━━━━━ Entries provided
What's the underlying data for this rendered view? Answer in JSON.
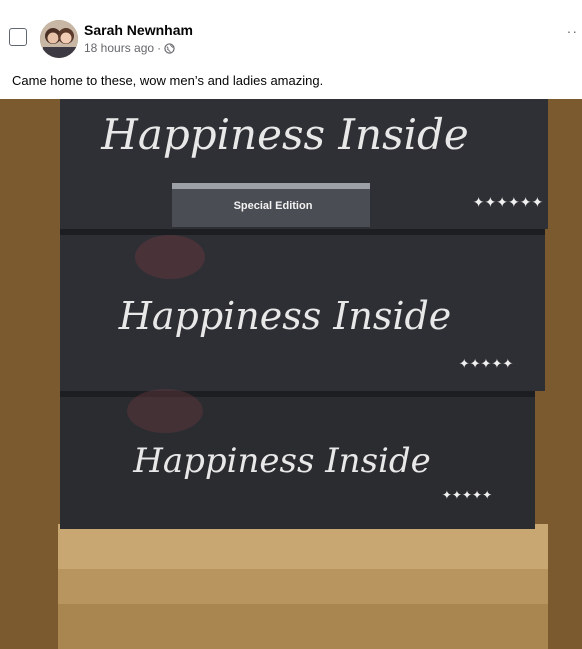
{
  "post": {
    "author": "Sarah Newnham",
    "timestamp": "18 hours ago",
    "separator": "·",
    "caption": "Came home to these, wow men’s and ladies amazing.",
    "more_label": "··"
  },
  "photo": {
    "box_script": "Happiness Inside",
    "label": "Special Edition",
    "stars": "✦✦✦✦✦",
    "stars_top": "✦✦✦✦✦✦"
  },
  "colors": {
    "frame_brown": "#7a5a2e",
    "box_dark": "#2b2c30",
    "table_wood": "#c8a772"
  }
}
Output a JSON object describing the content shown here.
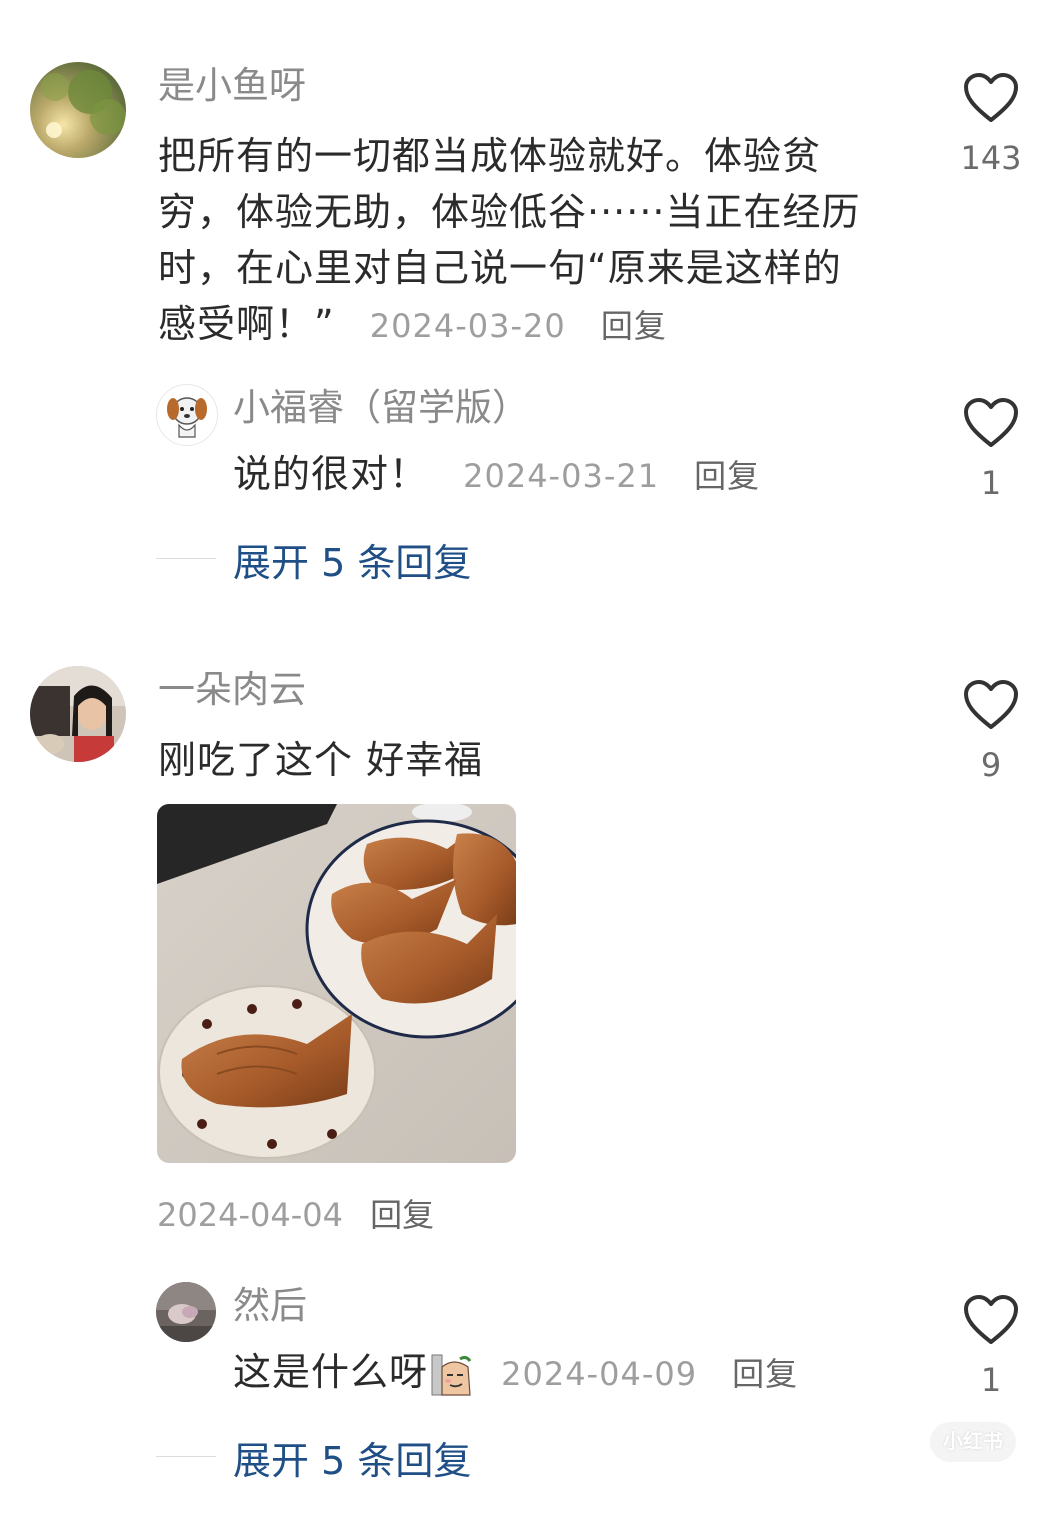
━━━━━━━━━━
Written problem: Write out the whole listing again, exactly, with no pictures.

Solution to this task:
What's the underlying data for this rendered view? Answer in JSON.
{
  "post": {
    "author": "Sarah Newnham",
    "timestamp": "18 hours ago",
    "separator": "·",
    "caption": "Came home to these, wow men’s and ladies amazing.",
    "more_label": "··"
  },
  "photo": {
    "box_script": "Happiness Inside",
    "label": "Special Edition",
    "stars": "✦✦✦✦✦",
    "stars_top": "✦✦✦✦✦✦"
  },
  "colors": {
    "frame_brown": "#7a5a2e",
    "box_dark": "#2b2c30",
    "table_wood": "#c8a772"
  }
}
Output a JSON object describing the content shown here.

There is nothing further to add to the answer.